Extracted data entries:
[start]
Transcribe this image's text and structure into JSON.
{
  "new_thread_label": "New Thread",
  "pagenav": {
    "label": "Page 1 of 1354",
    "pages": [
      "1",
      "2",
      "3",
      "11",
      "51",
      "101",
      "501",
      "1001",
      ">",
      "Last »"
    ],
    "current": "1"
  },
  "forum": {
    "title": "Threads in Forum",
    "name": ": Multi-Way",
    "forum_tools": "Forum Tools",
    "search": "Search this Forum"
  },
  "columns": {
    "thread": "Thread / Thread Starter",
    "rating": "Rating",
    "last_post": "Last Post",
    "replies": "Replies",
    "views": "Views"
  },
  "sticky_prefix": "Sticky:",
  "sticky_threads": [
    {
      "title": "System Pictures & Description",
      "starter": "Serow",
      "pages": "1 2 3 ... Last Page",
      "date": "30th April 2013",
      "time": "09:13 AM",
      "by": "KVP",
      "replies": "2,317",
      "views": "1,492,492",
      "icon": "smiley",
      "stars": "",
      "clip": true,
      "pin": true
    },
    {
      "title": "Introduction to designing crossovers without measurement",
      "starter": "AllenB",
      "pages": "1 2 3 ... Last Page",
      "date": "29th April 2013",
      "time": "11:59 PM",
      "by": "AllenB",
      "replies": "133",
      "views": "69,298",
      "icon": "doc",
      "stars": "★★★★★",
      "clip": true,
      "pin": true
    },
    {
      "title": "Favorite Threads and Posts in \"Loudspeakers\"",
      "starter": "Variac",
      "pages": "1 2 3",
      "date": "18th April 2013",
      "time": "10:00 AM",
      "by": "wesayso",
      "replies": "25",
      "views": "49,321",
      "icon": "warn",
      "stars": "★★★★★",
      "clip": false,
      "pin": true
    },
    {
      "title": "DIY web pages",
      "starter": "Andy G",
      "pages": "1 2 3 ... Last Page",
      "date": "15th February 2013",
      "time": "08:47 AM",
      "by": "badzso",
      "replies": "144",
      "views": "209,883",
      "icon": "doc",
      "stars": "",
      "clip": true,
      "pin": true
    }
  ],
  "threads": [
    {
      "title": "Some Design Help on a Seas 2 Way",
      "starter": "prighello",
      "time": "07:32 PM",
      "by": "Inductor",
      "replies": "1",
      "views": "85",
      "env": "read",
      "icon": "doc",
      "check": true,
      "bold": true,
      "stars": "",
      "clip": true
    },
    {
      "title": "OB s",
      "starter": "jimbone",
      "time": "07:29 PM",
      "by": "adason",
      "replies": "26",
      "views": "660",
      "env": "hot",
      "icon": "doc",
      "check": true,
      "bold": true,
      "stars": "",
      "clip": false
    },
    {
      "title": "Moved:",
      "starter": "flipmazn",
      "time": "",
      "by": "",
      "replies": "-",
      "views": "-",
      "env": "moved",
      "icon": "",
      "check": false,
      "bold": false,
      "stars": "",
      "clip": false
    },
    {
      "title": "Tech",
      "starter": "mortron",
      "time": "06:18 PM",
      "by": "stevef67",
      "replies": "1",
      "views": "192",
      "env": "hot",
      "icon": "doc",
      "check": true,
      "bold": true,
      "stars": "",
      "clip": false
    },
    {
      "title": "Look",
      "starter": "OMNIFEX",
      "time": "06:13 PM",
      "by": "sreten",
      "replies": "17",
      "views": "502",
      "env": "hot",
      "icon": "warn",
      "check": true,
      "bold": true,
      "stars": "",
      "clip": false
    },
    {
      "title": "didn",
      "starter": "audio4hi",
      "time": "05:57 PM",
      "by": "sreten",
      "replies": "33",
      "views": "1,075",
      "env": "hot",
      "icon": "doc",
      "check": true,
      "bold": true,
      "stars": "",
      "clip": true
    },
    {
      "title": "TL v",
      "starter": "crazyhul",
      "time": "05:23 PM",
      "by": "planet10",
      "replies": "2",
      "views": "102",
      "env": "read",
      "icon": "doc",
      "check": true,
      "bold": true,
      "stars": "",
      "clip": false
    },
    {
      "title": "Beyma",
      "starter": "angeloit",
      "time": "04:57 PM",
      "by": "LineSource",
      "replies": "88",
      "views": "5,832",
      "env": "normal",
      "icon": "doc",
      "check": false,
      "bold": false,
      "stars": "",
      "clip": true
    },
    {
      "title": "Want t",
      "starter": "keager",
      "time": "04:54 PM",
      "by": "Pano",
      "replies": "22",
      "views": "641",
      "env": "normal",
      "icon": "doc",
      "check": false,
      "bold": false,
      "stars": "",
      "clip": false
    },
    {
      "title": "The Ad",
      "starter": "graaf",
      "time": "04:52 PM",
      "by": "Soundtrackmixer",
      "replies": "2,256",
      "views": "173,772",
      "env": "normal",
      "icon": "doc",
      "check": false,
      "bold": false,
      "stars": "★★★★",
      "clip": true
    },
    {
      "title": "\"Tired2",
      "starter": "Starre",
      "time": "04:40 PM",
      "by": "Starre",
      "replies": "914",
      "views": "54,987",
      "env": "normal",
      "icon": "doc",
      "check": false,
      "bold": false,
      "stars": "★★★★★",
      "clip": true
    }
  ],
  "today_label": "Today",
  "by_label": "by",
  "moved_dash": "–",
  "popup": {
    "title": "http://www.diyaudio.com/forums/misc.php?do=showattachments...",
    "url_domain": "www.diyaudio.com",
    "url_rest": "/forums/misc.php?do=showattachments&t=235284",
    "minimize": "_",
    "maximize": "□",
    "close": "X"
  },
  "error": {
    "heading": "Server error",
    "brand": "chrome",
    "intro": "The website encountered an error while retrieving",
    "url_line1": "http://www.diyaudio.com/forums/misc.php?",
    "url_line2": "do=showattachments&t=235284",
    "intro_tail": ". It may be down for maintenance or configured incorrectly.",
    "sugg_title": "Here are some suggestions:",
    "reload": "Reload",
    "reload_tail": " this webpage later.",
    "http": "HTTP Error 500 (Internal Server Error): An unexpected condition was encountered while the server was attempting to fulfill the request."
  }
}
[end]
▸ **Requirements**: Collect the lines of the records that include the string "this".

▸ **Written solution**:
Transcribe this image's text and structure into JSON.
    "search": "Search this Forum"
    "reload_tail": " this webpage later.",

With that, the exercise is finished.